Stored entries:
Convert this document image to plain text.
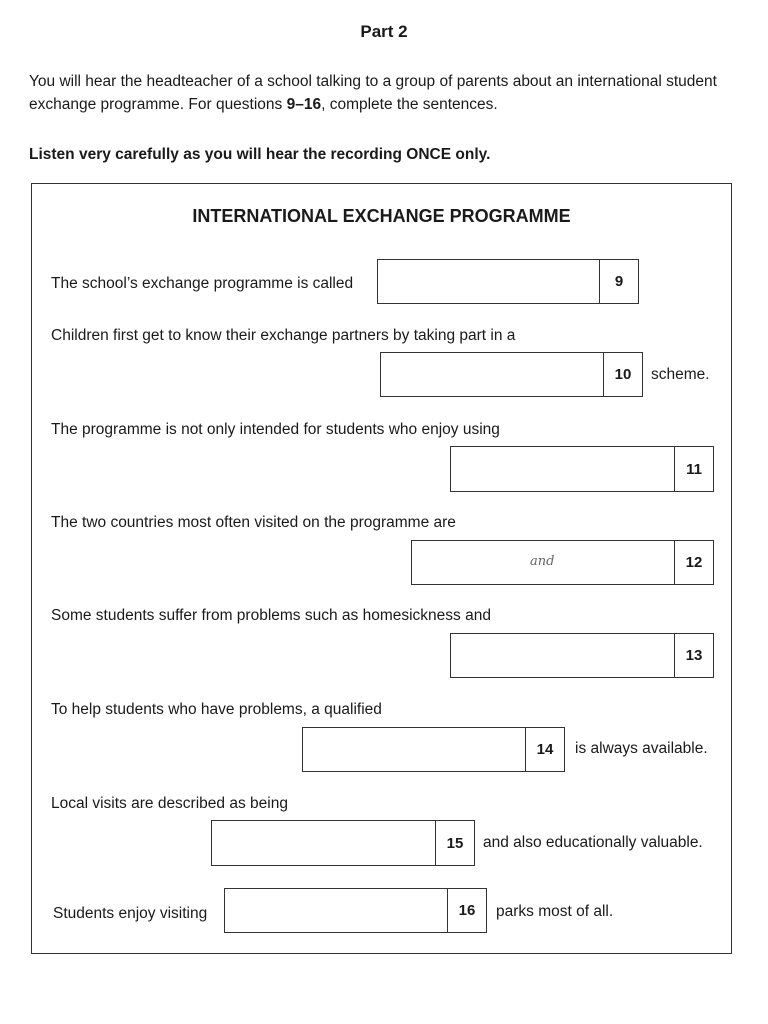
Part 2
You will hear the headteacher of a school talking to a group of parents about an international student exchange programme. For questions 9–16, complete the sentences.
Listen very carefully as you will hear the recording ONCE only.
INTERNATIONAL EXCHANGE PROGRAMME
The school’s exchange programme is called	9
Children first get to know their exchange partners by taking part in a
10	scheme.
The programme is not only intended for students who enjoy using
11
The two countries most often visited on the programme are
and	12
Some students suffer from problems such as homesickness and
13
To help students who have problems, a qualified
14	is always available.
Local visits are described as being
15	and also educationally valuable.
Students enjoy visiting	16	parks most of all.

Goal of the exercise: Copy out each line exactly, without the pictures.

Output of the exercise:
Convert this document image to plain text.
Part 2
You will hear the headteacher of a school talking to a group of parents about an international student exchange programme. For questions 9–16, complete the sentences.
Listen very carefully as you will hear the recording ONCE only.
INTERNATIONAL EXCHANGE PROGRAMME
The school’s exchange programme is called	9
Children first get to know their exchange partners by taking part in a
10	scheme.
The programme is not only intended for students who enjoy using
11
The two countries most often visited on the programme are
and	12
Some students suffer from problems such as homesickness and
13
To help students who have problems, a qualified
14	is always available.
Local visits are described as being
15	and also educationally valuable.
Students enjoy visiting	16	parks most of all.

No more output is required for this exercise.